**** INPUT DATA ****

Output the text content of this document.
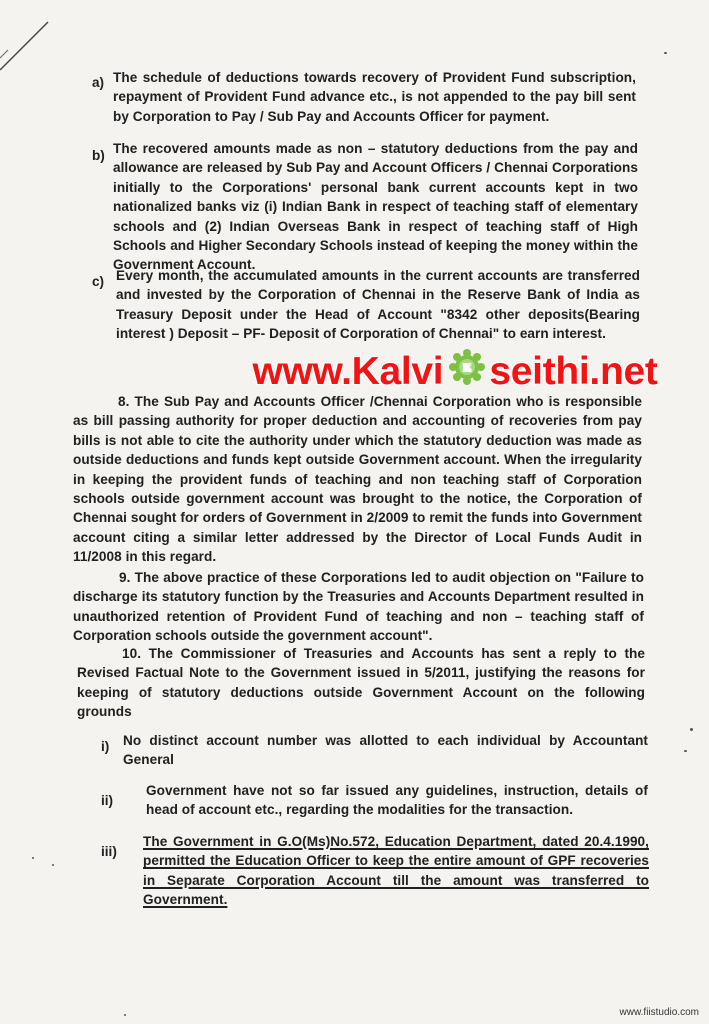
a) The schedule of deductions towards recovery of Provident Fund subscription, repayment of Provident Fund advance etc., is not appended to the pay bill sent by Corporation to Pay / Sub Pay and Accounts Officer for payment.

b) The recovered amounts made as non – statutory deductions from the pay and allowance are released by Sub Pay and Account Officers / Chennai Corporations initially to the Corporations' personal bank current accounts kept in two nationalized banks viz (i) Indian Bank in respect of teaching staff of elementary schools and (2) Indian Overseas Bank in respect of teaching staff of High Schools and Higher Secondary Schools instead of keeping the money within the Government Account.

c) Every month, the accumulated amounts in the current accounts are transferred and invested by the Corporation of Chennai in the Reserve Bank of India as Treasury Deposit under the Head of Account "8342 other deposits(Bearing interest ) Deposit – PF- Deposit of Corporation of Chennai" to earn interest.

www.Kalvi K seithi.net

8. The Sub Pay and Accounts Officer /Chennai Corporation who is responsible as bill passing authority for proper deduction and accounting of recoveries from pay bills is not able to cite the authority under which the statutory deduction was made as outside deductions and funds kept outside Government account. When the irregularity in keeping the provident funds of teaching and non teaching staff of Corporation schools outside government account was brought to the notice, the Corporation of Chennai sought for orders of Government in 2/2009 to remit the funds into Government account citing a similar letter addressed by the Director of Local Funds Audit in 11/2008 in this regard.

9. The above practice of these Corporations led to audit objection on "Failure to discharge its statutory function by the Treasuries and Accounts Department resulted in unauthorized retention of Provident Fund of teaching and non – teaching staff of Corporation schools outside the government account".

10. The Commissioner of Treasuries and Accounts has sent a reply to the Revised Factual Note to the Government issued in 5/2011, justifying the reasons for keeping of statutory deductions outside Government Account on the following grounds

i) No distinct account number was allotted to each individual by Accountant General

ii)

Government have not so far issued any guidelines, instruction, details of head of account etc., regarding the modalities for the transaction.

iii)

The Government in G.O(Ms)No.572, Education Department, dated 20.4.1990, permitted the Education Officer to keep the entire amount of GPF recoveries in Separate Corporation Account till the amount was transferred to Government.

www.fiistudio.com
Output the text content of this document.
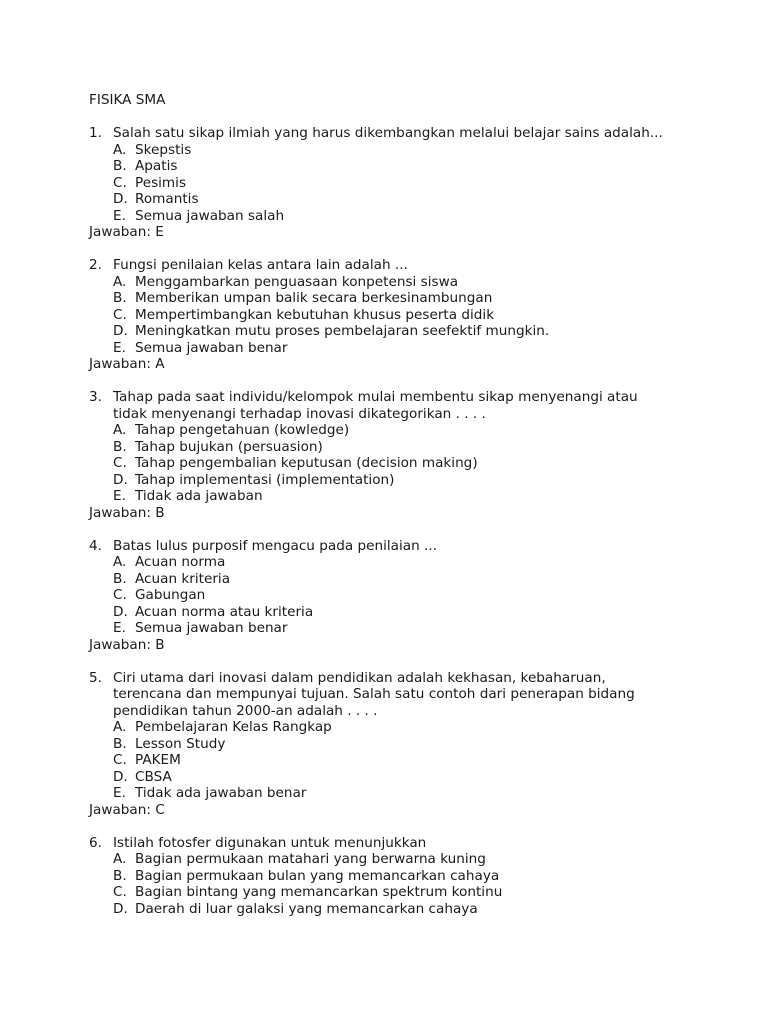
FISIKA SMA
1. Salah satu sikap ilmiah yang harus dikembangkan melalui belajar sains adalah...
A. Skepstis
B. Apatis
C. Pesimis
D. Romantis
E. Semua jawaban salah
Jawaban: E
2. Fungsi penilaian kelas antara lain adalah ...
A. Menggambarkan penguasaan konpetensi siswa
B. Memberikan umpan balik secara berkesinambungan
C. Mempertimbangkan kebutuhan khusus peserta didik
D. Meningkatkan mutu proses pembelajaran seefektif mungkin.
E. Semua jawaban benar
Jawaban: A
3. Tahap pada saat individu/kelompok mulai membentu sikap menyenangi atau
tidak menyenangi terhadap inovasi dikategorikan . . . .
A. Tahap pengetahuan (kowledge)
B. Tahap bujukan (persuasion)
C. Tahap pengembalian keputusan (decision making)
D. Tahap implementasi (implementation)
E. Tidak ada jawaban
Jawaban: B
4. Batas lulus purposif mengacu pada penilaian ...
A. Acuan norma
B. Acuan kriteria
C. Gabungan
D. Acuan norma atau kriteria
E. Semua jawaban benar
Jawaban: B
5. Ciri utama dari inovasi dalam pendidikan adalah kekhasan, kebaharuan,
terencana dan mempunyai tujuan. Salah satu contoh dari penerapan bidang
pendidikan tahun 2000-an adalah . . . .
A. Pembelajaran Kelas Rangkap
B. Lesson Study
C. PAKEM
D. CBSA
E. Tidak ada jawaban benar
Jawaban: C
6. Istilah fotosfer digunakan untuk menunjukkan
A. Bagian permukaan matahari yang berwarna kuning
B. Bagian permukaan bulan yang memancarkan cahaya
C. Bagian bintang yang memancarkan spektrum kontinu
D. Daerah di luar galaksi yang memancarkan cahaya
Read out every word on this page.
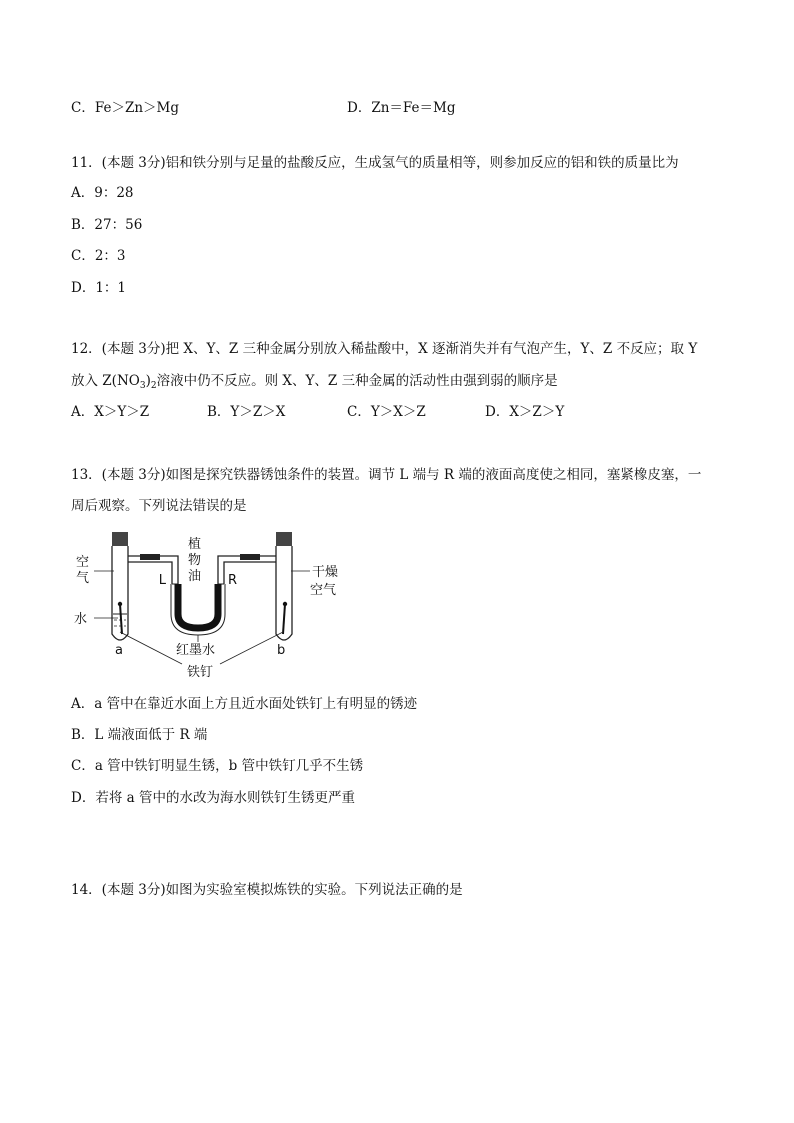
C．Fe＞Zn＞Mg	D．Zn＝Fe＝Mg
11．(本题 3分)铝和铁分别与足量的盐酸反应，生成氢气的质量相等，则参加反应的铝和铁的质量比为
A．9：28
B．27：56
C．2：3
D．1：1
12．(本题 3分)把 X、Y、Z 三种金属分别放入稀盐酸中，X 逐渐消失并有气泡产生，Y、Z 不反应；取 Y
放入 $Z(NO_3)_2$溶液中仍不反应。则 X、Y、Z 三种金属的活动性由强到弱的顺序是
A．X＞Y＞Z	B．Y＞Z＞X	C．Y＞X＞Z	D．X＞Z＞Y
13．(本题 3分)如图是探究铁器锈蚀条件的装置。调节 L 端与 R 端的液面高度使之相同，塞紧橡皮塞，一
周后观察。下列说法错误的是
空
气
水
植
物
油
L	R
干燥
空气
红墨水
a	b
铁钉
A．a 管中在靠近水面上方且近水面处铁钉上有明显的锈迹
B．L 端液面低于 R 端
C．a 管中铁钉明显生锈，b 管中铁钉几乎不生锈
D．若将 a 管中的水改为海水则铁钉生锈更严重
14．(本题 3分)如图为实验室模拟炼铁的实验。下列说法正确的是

****

## AIM OF THE TASK
From the data above, show each line that contains "amounts".

## RESPONSE TO THIS EXERCISE
b) The recovered amounts made as non – statutory deductions from the pay and allowance are released by Sub Pay and Account Officers / Chennai Corporations initially to the Corporations' personal bank current accounts kept in two nationalized banks viz (i) Indian Bank in respect of teaching staff of elementary schools and (2) Indian Overseas Bank in respect of teaching staff of High Schools and Higher Secondary Schools instead of keeping the money within the Government Account.
c) Every month, the accumulated amounts in the current accounts are transferred and invested by the Corporation of Chennai in the Reserve Bank of India as Treasury Deposit under the Head of Account "8342 other deposits(Bearing interest ) Deposit – PF- Deposit of Corporation of Chennai" to earn interest.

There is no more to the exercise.